Scan the data below for the string "Northern". Copy every line where it appears.

RECORDS FOR THIS TASK:
....................

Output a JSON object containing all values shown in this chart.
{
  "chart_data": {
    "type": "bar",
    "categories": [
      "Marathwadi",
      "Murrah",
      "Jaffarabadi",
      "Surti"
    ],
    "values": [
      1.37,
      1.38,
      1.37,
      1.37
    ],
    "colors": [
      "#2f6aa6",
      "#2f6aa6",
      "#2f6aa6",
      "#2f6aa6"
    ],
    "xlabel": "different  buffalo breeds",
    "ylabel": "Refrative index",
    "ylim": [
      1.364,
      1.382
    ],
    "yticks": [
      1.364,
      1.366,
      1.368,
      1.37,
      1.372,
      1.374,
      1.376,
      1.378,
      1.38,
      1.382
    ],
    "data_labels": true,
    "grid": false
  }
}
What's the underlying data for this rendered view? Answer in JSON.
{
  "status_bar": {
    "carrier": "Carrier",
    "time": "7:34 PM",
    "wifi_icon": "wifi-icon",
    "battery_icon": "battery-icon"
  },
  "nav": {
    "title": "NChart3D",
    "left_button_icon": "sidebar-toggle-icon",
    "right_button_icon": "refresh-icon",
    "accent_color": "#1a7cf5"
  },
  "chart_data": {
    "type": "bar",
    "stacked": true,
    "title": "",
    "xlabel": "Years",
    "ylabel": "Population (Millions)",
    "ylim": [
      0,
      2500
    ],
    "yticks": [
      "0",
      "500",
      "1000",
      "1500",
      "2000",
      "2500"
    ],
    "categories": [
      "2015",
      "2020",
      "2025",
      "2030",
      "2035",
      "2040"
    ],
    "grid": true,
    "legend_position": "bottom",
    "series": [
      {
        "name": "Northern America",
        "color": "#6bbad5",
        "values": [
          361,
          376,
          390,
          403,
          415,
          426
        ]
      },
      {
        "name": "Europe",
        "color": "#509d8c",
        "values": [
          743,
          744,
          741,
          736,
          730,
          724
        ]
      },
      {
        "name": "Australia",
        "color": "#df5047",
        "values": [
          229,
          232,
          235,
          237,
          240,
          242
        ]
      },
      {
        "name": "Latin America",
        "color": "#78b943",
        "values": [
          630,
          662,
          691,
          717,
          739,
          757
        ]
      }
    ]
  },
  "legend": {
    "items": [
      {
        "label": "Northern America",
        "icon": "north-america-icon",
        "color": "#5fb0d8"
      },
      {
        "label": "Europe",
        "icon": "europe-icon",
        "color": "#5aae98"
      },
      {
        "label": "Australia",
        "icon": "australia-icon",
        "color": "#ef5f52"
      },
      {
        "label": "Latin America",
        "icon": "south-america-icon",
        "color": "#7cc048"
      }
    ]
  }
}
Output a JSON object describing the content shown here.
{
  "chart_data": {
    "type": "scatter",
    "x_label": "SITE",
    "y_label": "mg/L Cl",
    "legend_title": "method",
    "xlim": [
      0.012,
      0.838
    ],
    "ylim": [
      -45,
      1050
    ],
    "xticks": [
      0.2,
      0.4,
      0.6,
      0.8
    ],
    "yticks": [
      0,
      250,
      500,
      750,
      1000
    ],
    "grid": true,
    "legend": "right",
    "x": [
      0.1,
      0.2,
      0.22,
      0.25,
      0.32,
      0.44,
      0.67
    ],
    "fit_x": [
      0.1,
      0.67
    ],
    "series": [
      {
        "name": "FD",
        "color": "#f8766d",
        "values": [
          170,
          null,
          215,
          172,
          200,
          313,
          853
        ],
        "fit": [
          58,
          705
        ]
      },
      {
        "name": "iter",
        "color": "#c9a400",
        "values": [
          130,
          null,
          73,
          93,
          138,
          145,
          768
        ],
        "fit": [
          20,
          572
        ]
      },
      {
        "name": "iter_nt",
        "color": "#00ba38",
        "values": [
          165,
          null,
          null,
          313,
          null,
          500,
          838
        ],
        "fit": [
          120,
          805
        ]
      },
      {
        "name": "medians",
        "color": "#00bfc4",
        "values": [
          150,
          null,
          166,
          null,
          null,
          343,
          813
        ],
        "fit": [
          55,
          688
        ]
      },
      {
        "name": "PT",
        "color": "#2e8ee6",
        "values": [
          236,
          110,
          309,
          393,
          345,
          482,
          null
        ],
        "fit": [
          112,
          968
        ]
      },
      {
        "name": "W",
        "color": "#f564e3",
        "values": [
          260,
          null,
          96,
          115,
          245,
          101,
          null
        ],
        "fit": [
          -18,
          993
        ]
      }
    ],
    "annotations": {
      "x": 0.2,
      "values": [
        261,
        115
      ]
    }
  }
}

....................

FULL ANSWER:
        "name": "Northern America",
        "label": "Northern America",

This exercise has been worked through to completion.